■ **Directions**: Only the pictures stay out; every record is to be quoted exactly.

## START Materials provided

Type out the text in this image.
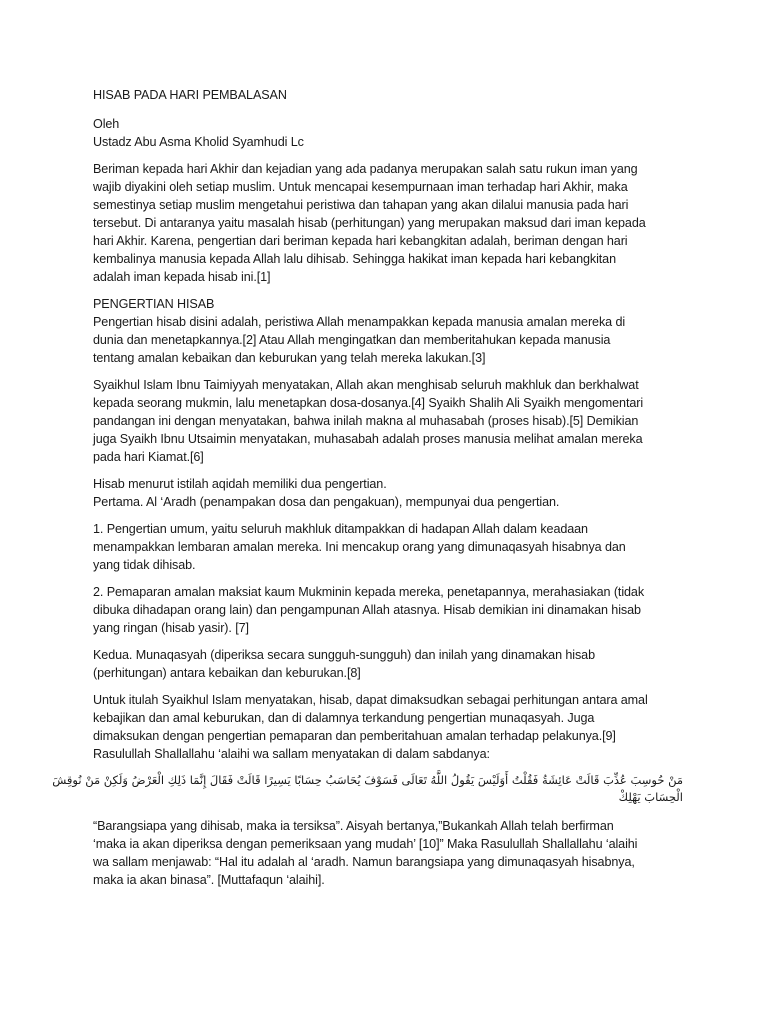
HISAB PADA HARI PEMBALASAN
Oleh
Ustadz Abu Asma Kholid Syamhudi Lc
Beriman kepada hari Akhir dan kejadian yang ada padanya merupakan salah satu rukun iman yang
wajib diyakini oleh setiap muslim. Untuk mencapai kesempurnaan iman terhadap hari Akhir, maka
semestinya setiap muslim mengetahui peristiwa dan tahapan yang akan dilalui manusia pada hari
tersebut. Di antaranya yaitu masalah hisab (perhitungan) yang merupakan maksud dari iman kepada
hari Akhir. Karena, pengertian dari beriman kepada hari kebangkitan adalah, beriman dengan hari
kembalinya manusia kepada Allah lalu dihisab. Sehingga hakikat iman kepada hari kebangkitan
adalah iman kepada hisab ini.[1]
PENGERTIAN HISAB
Pengertian hisab disini adalah, peristiwa Allah menampakkan kepada manusia amalan mereka di
dunia dan menetapkannya.[2] Atau Allah mengingatkan dan memberitahukan kepada manusia
tentang amalan kebaikan dan keburukan yang telah mereka lakukan.[3]
Syaikhul Islam Ibnu Taimiyyah menyatakan, Allah akan menghisab seluruh makhluk dan berkhalwat
kepada seorang mukmin, lalu menetapkan dosa-dosanya.[4] Syaikh Shalih Ali Syaikh mengomentari
pandangan ini dengan menyatakan, bahwa inilah makna al muhasabah (proses hisab).[5] Demikian
juga Syaikh Ibnu Utsaimin menyatakan, muhasabah adalah proses manusia melihat amalan mereka
pada hari Kiamat.[6]
Hisab menurut istilah aqidah memiliki dua pengertian.
Pertama. Al ‘Aradh (penampakan dosa dan pengakuan), mempunyai dua pengertian.
1. Pengertian umum, yaitu seluruh makhluk ditampakkan di hadapan Allah dalam keadaan
menampakkan lembaran amalan mereka. Ini mencakup orang yang dimunaqasyah hisabnya dan
yang tidak dihisab.
2. Pemaparan amalan maksiat kaum Mukminin kepada mereka, penetapannya, merahasiakan (tidak
dibuka dihadapan orang lain) dan pengampunan Allah atasnya. Hisab demikian ini dinamakan hisab
yang ringan (hisab yasir). [7]
Kedua. Munaqasyah (diperiksa secara sungguh-sungguh) dan inilah yang dinamakan hisab
(perhitungan) antara kebaikan dan keburukan.[8]
Untuk itulah Syaikhul Islam menyatakan, hisab, dapat dimaksudkan sebagai perhitungan antara amal
kebajikan dan amal keburukan, dan di dalamnya terkandung pengertian munaqasyah. Juga
dimaksukan dengan pengertian pemaparan dan pemberitahuan amalan terhadap pelakunya.[9]
Rasulullah Shallallahu ‘alaihi wa sallam menyatakan di dalam sabdanya:
مَنْ حُوسِبَ عُذِّبَ قَالَتْ عَائِشَةُ فَقُلْتُ أَوَلَيْسَ يَقُولُ اللَّهُ تَعَالَى فَسَوْفَ يُحَاسَبُ حِسَابًا يَسِيرًا قَالَتْ فَقَالَ إِنَّمَا ذَلِكِ الْعَرْضُ وَلَكِنْ مَنْ نُوقِشَ
الْحِسَابَ يَهْلِكْ
“Barangsiapa yang dihisab, maka ia tersiksa”. Aisyah bertanya,”Bukankah Allah telah berfirman
‘maka ia akan diperiksa dengan pemeriksaan yang mudah’ [10]” Maka Rasulullah Shallallahu ‘alaihi
wa sallam menjawab: “Hal itu adalah al ‘aradh. Namun barangsiapa yang dimunaqasyah hisabnya,
maka ia akan binasa”. [Muttafaqun ‘alaihi].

## END Materials provided

■ **The result**:
Type out the text in this image.
HISAB PADA HARI PEMBALASAN
Oleh
Ustadz Abu Asma Kholid Syamhudi Lc
Beriman kepada hari Akhir dan kejadian yang ada padanya merupakan salah satu rukun iman yang
wajib diyakini oleh setiap muslim. Untuk mencapai kesempurnaan iman terhadap hari Akhir, maka
semestinya setiap muslim mengetahui peristiwa dan tahapan yang akan dilalui manusia pada hari
tersebut. Di antaranya yaitu masalah hisab (perhitungan) yang merupakan maksud dari iman kepada
hari Akhir. Karena, pengertian dari beriman kepada hari kebangkitan adalah, beriman dengan hari
kembalinya manusia kepada Allah lalu dihisab. Sehingga hakikat iman kepada hari kebangkitan
adalah iman kepada hisab ini.[1]
PENGERTIAN HISAB
Pengertian hisab disini adalah, peristiwa Allah menampakkan kepada manusia amalan mereka di
dunia dan menetapkannya.[2] Atau Allah mengingatkan dan memberitahukan kepada manusia
tentang amalan kebaikan dan keburukan yang telah mereka lakukan.[3]
Syaikhul Islam Ibnu Taimiyyah menyatakan, Allah akan menghisab seluruh makhluk dan berkhalwat
kepada seorang mukmin, lalu menetapkan dosa-dosanya.[4] Syaikh Shalih Ali Syaikh mengomentari
pandangan ini dengan menyatakan, bahwa inilah makna al muhasabah (proses hisab).[5] Demikian
juga Syaikh Ibnu Utsaimin menyatakan, muhasabah adalah proses manusia melihat amalan mereka
pada hari Kiamat.[6]
Hisab menurut istilah aqidah memiliki dua pengertian.
Pertama. Al ‘Aradh (penampakan dosa dan pengakuan), mempunyai dua pengertian.
1. Pengertian umum, yaitu seluruh makhluk ditampakkan di hadapan Allah dalam keadaan
menampakkan lembaran amalan mereka. Ini mencakup orang yang dimunaqasyah hisabnya dan
yang tidak dihisab.
2. Pemaparan amalan maksiat kaum Mukminin kepada mereka, penetapannya, merahasiakan (tidak
dibuka dihadapan orang lain) dan pengampunan Allah atasnya. Hisab demikian ini dinamakan hisab
yang ringan (hisab yasir). [7]
Kedua. Munaqasyah (diperiksa secara sungguh-sungguh) dan inilah yang dinamakan hisab
(perhitungan) antara kebaikan dan keburukan.[8]
Untuk itulah Syaikhul Islam menyatakan, hisab, dapat dimaksudkan sebagai perhitungan antara amal
kebajikan dan amal keburukan, dan di dalamnya terkandung pengertian munaqasyah. Juga
dimaksukan dengan pengertian pemaparan dan pemberitahuan amalan terhadap pelakunya.[9]
Rasulullah Shallallahu ‘alaihi wa sallam menyatakan di dalam sabdanya:
مَنْ حُوسِبَ عُذِّبَ قَالَتْ عَائِشَةُ فَقُلْتُ أَوَلَيْسَ يَقُولُ اللَّهُ تَعَالَى فَسَوْفَ يُحَاسَبُ حِسَابًا يَسِيرًا قَالَتْ فَقَالَ إِنَّمَا ذَلِكِ الْعَرْضُ وَلَكِنْ مَنْ نُوقِشَ
الْحِسَابَ يَهْلِكْ
“Barangsiapa yang dihisab, maka ia tersiksa”. Aisyah bertanya,”Bukankah Allah telah berfirman
‘maka ia akan diperiksa dengan pemeriksaan yang mudah’ [10]” Maka Rasulullah Shallallahu ‘alaihi
wa sallam menjawab: “Hal itu adalah al ‘aradh. Namun barangsiapa yang dimunaqasyah hisabnya,
maka ia akan binasa”. [Muttafaqun ‘alaihi].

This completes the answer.